Aim: Lines holding the string "content" are the ones to copy; find them all in the data.

Provided entries:
== == ==

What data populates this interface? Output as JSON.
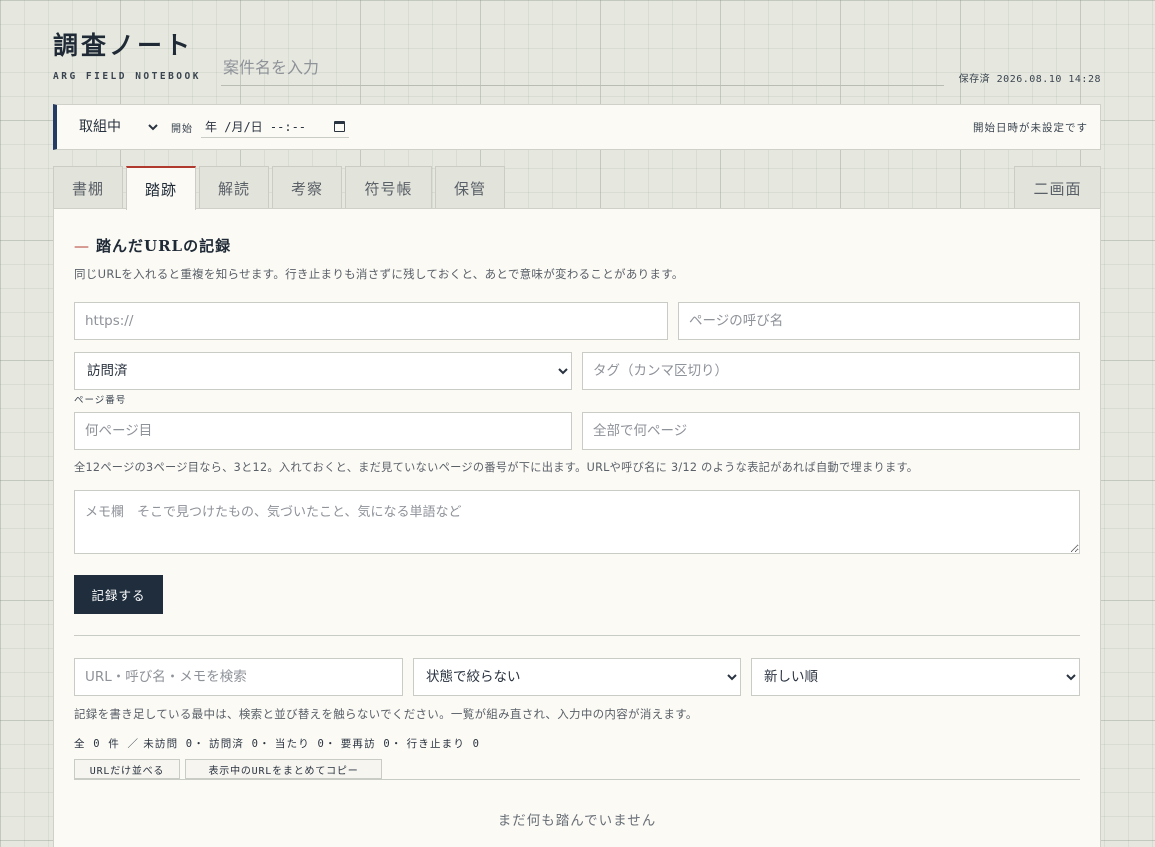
{
  "header": {
    "title": "調査ノート",
    "subtitle": "ARG FIELD NOTEBOOK",
    "case_placeholder": "案件名を入力",
    "saved_status": "保存済 2026.08.10 14:28"
  },
  "statusbar": {
    "status_value": "取組中",
    "start_label": "開始",
    "date_placeholder": "年 /月/日 --:--",
    "start_note": "開始日時が未設定です"
  },
  "tabs": [
    "書棚",
    "踏跡",
    "解読",
    "考察",
    "符号帳",
    "保管"
  ],
  "active_tab": "踏跡",
  "dual_view_label": "二画面",
  "section": {
    "title": "踏んだURLの記録",
    "description": "同じURLを入れると重複を知らせます。行き止まりも消さずに残しておくと、あとで意味が変わることがあります。"
  },
  "form": {
    "url_placeholder": "https://",
    "page_name_placeholder": "ページの呼び名",
    "visit_status_value": "訪問済",
    "tags_placeholder": "タグ（カンマ区切り）",
    "page_number_label": "ページ番号",
    "page_index_placeholder": "何ページ目",
    "page_total_placeholder": "全部で何ページ",
    "page_hint": "全12ページの3ページ目なら、3と12。入れておくと、まだ見ていないページの番号が下に出ます。URLや呼び名に 3/12 のような表記があれば自動で埋まります。",
    "memo_placeholder": "メモ欄　そこで見つけたもの、気づいたこと、気になる単語など",
    "submit_label": "記録する"
  },
  "list": {
    "search_placeholder": "URL・呼び名・メモを検索",
    "filter_value": "状態で絞らない",
    "sort_value": "新しい順",
    "warning": "記録を書き足している最中は、検索と並び替えを触らないでください。一覧が組み直され、入力中の内容が消えます。",
    "counts": [
      "全 0 件 ／",
      "未訪問 0・",
      "訪問済 0・",
      "当たり 0・",
      "要再訪 0・",
      "行き止まり 0"
    ],
    "url_only_label": "URLだけ並べる",
    "copy_label": "表示中のURLをまとめてコピー",
    "empty_message": "まだ何も踏んでいません"
  }
}
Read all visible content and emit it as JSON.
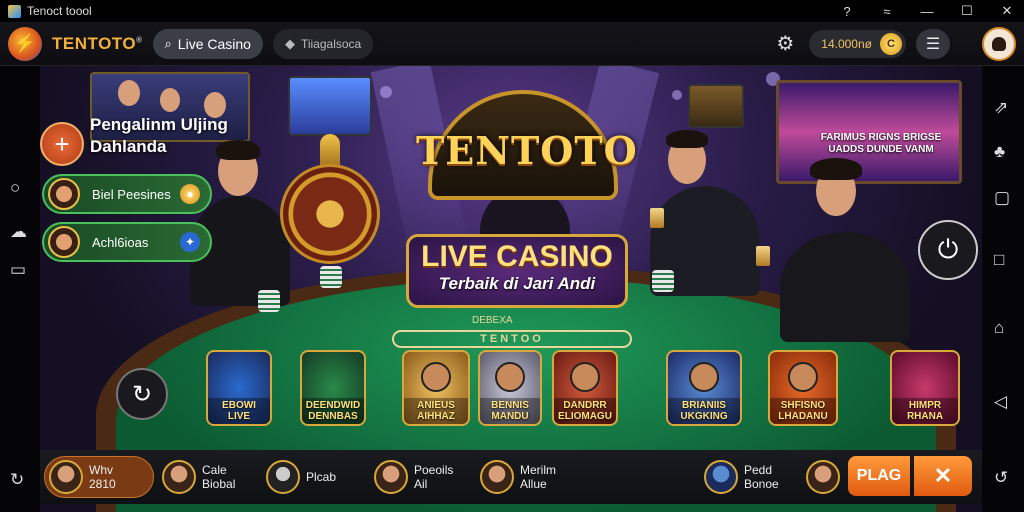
{
  "titlebar": {
    "title": "Tenoct toool",
    "icons": [
      "help-icon",
      "wifi-icon",
      "minimize-icon",
      "maximize-icon",
      "close-icon"
    ],
    "glyphs": [
      "?",
      "≈",
      "—",
      "☐",
      "✕"
    ]
  },
  "topnav": {
    "brand": "TENTOTO",
    "brand_mark": "®",
    "tabs": [
      {
        "label": "Live Casino",
        "icon": "search-icon",
        "active": true
      },
      {
        "label": "Tiiagalsoca",
        "icon": "tag-icon",
        "active": false
      }
    ],
    "balance": "14.000nø",
    "coin_symbol": "C",
    "menu_icon": "hamburger-icon"
  },
  "scene": {
    "logo": "TENTOTO",
    "live_title": "LIVE CASINO",
    "live_subtitle": "Terbaik di Jari Andi",
    "felt_top_label": "DEBEXA",
    "felt_label": "TENTOO",
    "tv_right_text": "FARIMUS RIGNS BRIGSE UADDS DUNDE VANM"
  },
  "left_panel": {
    "promo": "Pengalinm Uljing Dahlanda",
    "items": [
      {
        "label": "Biel Peesines",
        "icon": "ball-icon"
      },
      {
        "label": "Achl6ioas",
        "icon": "gift-icon"
      }
    ]
  },
  "tiles": [
    {
      "name": "EBOWI LIVE"
    },
    {
      "name": "DEENDWID DENNBAS"
    },
    {
      "name": "ANIEUS AIHHAZ"
    },
    {
      "name": "BENNIS MANDU"
    },
    {
      "name": "DANDRR ELIOMAGU"
    },
    {
      "name": "BRIANIIS UKGKING"
    },
    {
      "name": "SHFISNO LHADANU"
    },
    {
      "name": "HIMPR RHANA"
    }
  ],
  "bottom": {
    "players": [
      {
        "line1": "Whv",
        "line2": "2810"
      },
      {
        "line1": "Cale",
        "line2": "Biobal"
      },
      {
        "line1": "Plcab",
        "line2": ""
      },
      {
        "line1": "Poeoils",
        "line2": "Ail"
      },
      {
        "line1": "Merilm",
        "line2": "Allue"
      },
      {
        "line1": "Pedd",
        "line2": "Bonoe"
      }
    ],
    "play_label": "PLAG",
    "x_label": "✕"
  },
  "colors": {
    "accent": "#f3b03c",
    "play": "#f07a24",
    "pill_green": "#4ac05a",
    "gold": "#d9a83a"
  }
}
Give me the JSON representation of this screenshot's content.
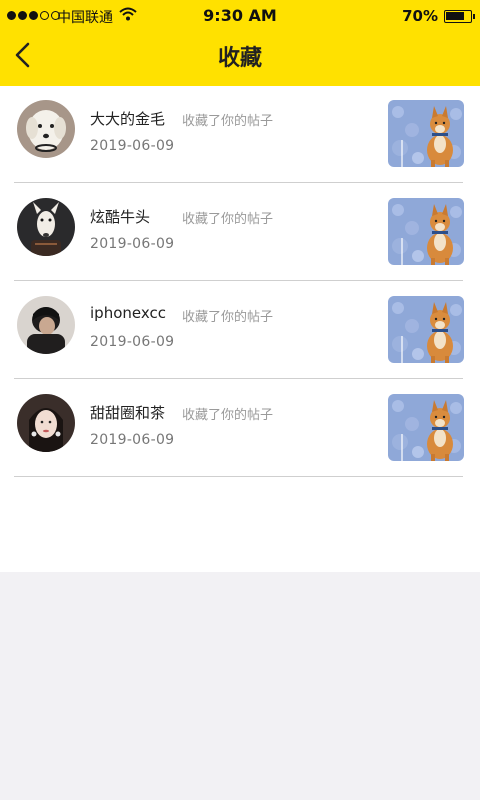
{
  "status_bar": {
    "carrier": "中国联通",
    "time": "9:30 AM",
    "battery": "70%"
  },
  "header": {
    "title": "收藏",
    "back_icon": "chevron-left-icon",
    "background": "#ffe100"
  },
  "favorites": [
    {
      "name": "大大的金毛",
      "action": "收藏了你的帖子",
      "date": "2019-06-09",
      "avatar": "white-dog"
    },
    {
      "name": "炫酷牛头",
      "action": "收藏了你的帖子",
      "date": "2019-06-09",
      "avatar": "bull-terrier"
    },
    {
      "name": "iphonexcc",
      "action": "收藏了你的帖子",
      "date": "2019-06-09",
      "avatar": "person-dark"
    },
    {
      "name": "甜甜圈和茶",
      "action": "收藏了你的帖子",
      "date": "2019-06-09",
      "avatar": "woman-portrait"
    }
  ],
  "post_thumbnail": "shiba-dog-flowers"
}
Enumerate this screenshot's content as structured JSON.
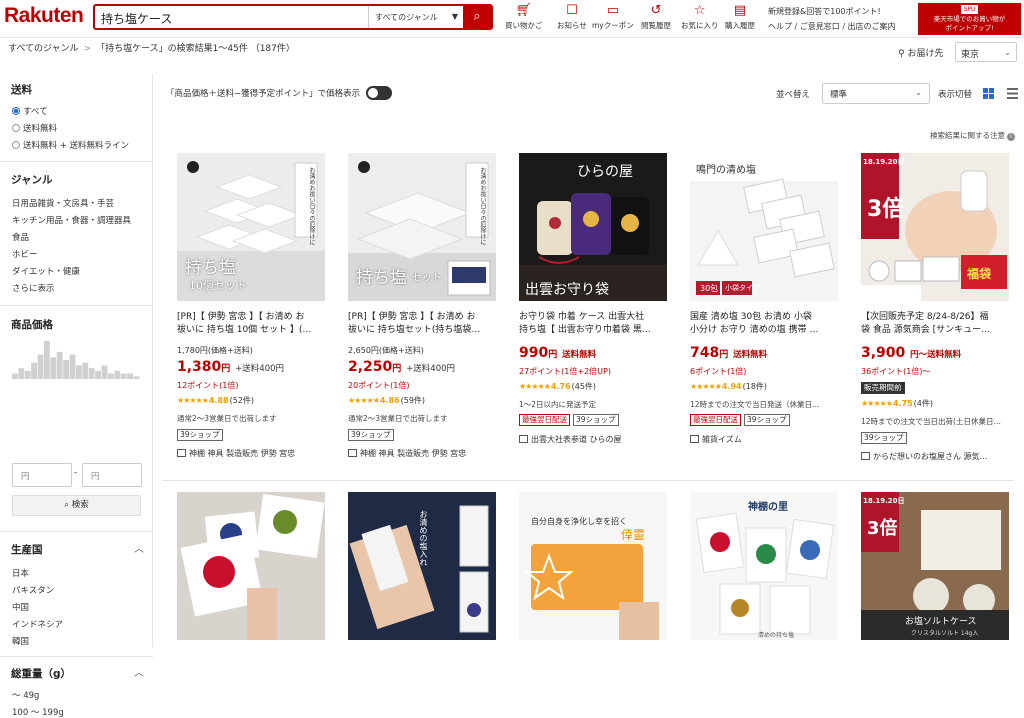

== == ==

Finished exercise:
Read all visible content and emit it as JSON.
Give me the JSON representation of this screenshot's content.
Enumerate this screenshot's content as structured JSON.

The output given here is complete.